**What the task asks**. Return all lines with the word "title" in them.

* * * *

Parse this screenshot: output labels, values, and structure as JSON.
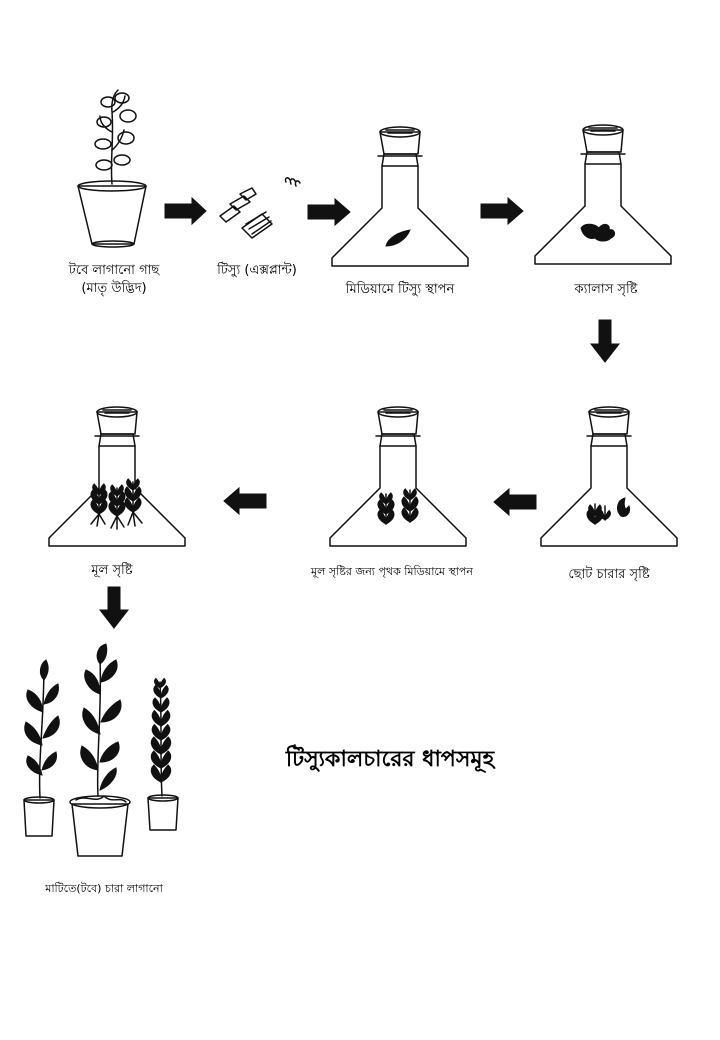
{
  "title": "টিস্যুকালচারের ধাপসমূহ",
  "steps": {
    "mother_plant": {
      "line1": "টবে লাগানো গাছ",
      "line2": "(মাতৃ উদ্ভিদ)"
    },
    "explant": "টিস্যু (এক্সপ্লান্ট)",
    "media_placement": "মিডিয়ামে টিস্যু স্থাপন",
    "callus": "ক্যালাস সৃষ্টি",
    "plantlet": "ছোট চারার সৃষ্টি",
    "root_media": "মূল সৃষ্টির জন্য পৃথক মিডিয়ামে স্থাপন",
    "root": "মূল সৃষ্টি",
    "planting": "মাটিতে(টবে) চারা লাগানো"
  },
  "colors": {
    "ink": "#111111",
    "background": "#ffffff"
  }
}
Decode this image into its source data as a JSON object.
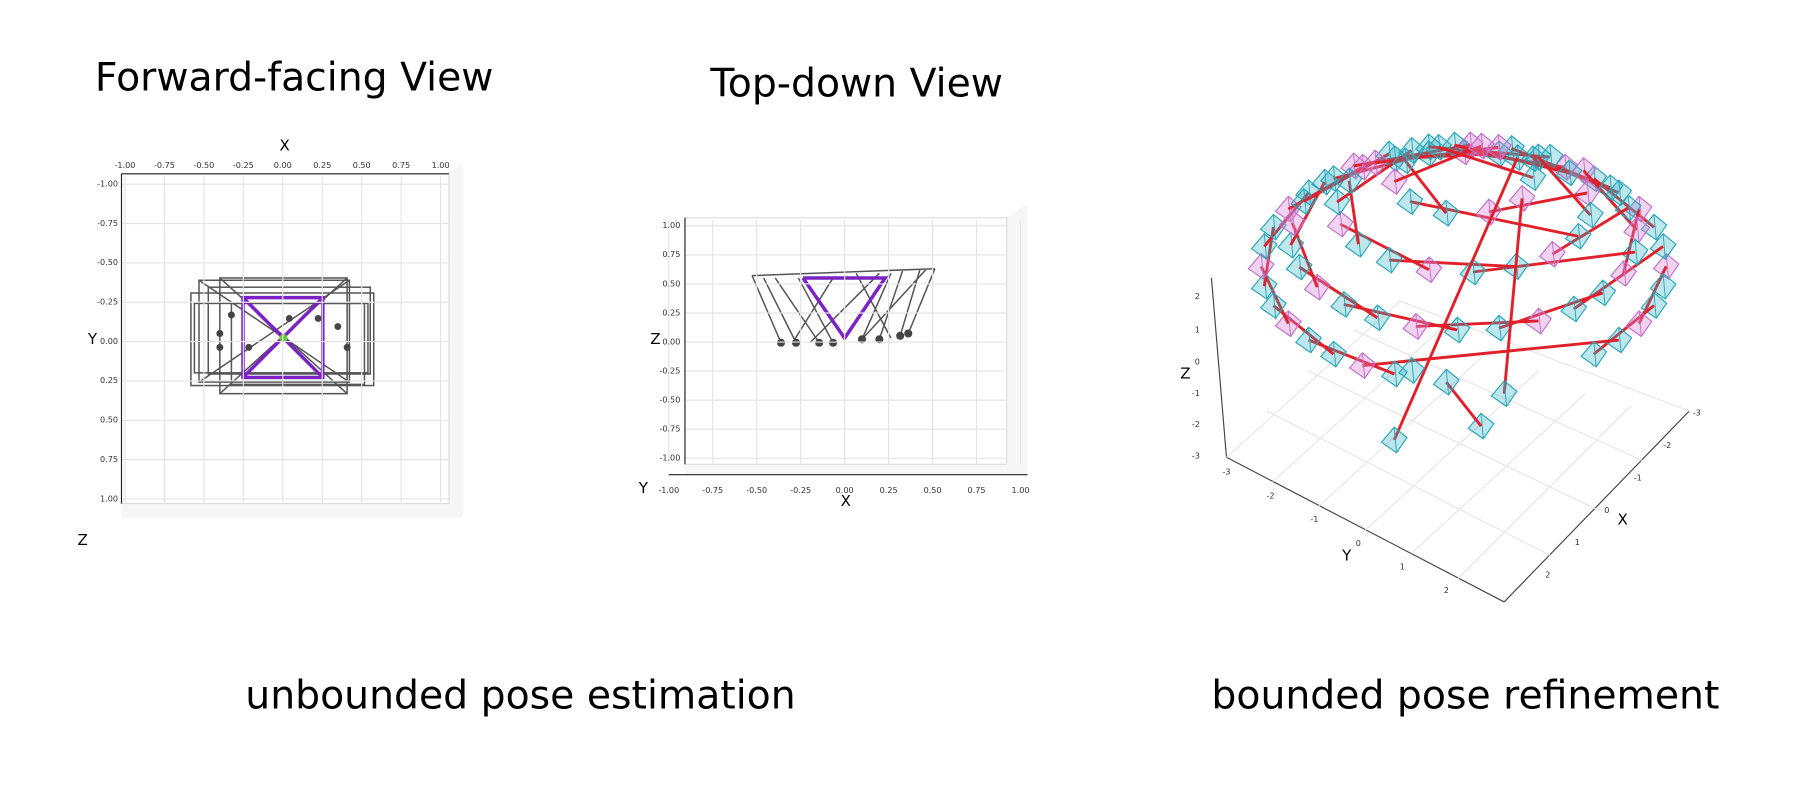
{
  "panels": [
    {
      "title": "Forward-facing View",
      "x_label": "X",
      "x_ticks": [
        "-1.00",
        "-0.75",
        "-0.50",
        "-0.25",
        "0.00",
        "0.25",
        "0.50",
        "0.75",
        "1.00"
      ],
      "y_label": "Y",
      "y_ticks": [
        "-1.00",
        "-0.75",
        "-0.50",
        "-0.25",
        "0.00",
        "0.25",
        "0.50",
        "0.75",
        "1.00"
      ],
      "z_label": "Z"
    },
    {
      "title": "Top-down View",
      "x_label": "X",
      "x_ticks": [
        "-1.00",
        "-0.75",
        "-0.50",
        "-0.25",
        "0.00",
        "0.25",
        "0.50",
        "0.75",
        "1.00"
      ],
      "z_label": "Z",
      "z_ticks": [
        "1.00",
        "0.75",
        "0.50",
        "0.25",
        "0.00",
        "-0.25",
        "-0.50",
        "-0.75",
        "-1.00"
      ],
      "y_label": "Y"
    },
    {
      "x_label": "X",
      "x_ticks": [
        "-3",
        "-2",
        "-1",
        "0",
        "1",
        "2"
      ],
      "y_label": "Y",
      "y_ticks": [
        "-3",
        "-2",
        "-1",
        "0",
        "1",
        "2"
      ],
      "z_label": "Z",
      "z_ticks": [
        "2",
        "1",
        "0",
        "-1",
        "-2",
        "-3"
      ]
    }
  ],
  "captions": [
    "unbounded pose estimation",
    "bounded pose refinement"
  ]
}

* * * *

**Reply to the exercise**.
  "title": "টিস্যুকালচারের ধাপসমূহ",
      "title": "Forward-facing View",
      "title": "Top-down View",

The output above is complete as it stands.